> Work to complete
Locate the lines of the listing below that hold "information", then copy each of them.

> Data shown
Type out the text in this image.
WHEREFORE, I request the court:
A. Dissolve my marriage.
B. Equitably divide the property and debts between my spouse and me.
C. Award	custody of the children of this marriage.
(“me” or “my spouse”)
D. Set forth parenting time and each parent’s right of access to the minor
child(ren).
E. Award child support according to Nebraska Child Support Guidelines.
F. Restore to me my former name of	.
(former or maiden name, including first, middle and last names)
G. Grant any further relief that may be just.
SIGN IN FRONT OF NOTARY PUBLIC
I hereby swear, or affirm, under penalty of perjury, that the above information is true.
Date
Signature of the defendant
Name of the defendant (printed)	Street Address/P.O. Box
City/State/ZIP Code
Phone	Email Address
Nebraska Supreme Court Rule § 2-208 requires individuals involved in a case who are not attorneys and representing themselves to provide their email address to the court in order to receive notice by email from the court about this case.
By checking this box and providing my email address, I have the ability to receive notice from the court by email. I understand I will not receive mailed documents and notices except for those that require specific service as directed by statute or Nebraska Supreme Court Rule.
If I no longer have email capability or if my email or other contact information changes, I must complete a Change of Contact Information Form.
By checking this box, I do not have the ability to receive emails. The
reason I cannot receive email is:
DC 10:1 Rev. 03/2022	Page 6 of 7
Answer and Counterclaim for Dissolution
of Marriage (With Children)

--

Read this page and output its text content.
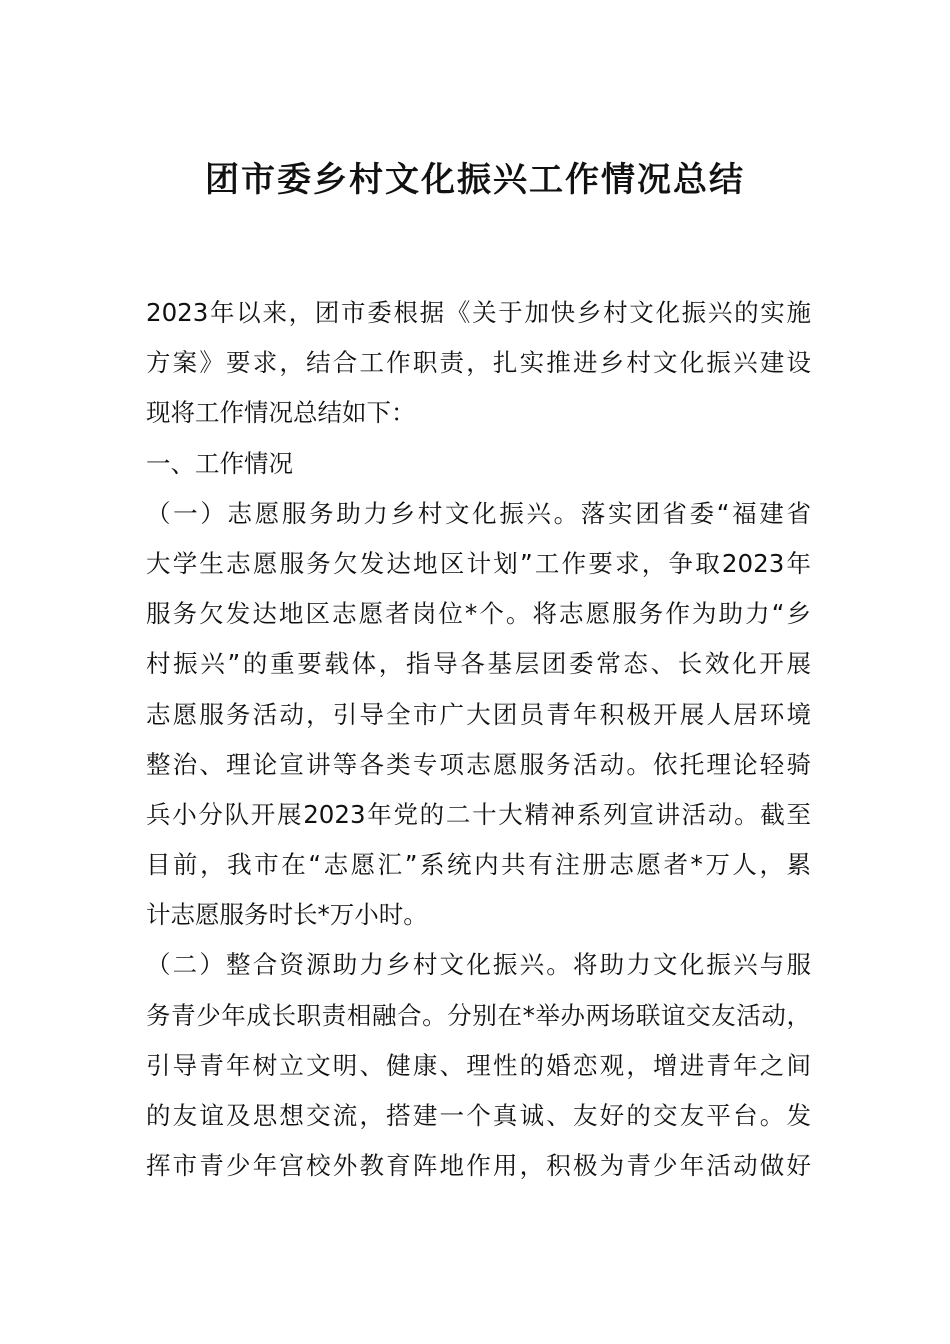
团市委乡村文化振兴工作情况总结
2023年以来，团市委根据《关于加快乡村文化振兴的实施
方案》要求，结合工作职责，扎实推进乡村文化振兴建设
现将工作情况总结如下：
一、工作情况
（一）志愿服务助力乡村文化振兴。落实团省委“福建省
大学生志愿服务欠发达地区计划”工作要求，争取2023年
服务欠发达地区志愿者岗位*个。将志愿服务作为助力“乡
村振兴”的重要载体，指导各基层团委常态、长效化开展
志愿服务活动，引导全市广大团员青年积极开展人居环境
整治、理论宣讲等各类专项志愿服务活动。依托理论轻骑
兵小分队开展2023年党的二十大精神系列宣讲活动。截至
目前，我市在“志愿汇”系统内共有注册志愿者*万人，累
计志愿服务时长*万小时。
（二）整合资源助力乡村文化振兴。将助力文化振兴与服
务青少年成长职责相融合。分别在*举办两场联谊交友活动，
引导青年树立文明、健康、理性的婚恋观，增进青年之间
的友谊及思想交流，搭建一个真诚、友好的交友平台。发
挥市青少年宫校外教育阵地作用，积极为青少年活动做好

* * *

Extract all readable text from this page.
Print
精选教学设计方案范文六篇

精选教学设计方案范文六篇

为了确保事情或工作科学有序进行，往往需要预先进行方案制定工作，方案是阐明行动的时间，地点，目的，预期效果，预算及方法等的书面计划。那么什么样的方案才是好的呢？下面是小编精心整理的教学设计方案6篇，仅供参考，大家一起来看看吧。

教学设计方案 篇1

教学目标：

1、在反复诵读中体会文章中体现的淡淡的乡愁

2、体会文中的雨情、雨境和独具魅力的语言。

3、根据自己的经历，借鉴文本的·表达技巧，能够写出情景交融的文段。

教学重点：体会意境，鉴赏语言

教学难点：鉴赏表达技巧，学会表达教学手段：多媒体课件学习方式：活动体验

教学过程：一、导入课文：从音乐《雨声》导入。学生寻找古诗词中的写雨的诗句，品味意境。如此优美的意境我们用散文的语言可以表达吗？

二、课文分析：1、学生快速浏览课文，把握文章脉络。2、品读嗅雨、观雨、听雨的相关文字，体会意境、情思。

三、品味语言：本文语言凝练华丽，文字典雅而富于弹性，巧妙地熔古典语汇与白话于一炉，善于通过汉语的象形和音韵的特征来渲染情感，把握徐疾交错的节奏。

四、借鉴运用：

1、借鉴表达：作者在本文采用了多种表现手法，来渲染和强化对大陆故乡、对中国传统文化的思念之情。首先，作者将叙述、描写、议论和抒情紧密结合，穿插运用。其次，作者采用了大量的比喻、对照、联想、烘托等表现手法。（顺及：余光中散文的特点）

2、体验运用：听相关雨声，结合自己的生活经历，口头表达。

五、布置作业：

> Complete answer
I hereby swear, or affirm, under penalty of perjury, that the above information is true.
If I no longer have email capability or if my email or other contact information changes, I must complete a Change of Contact Information Form.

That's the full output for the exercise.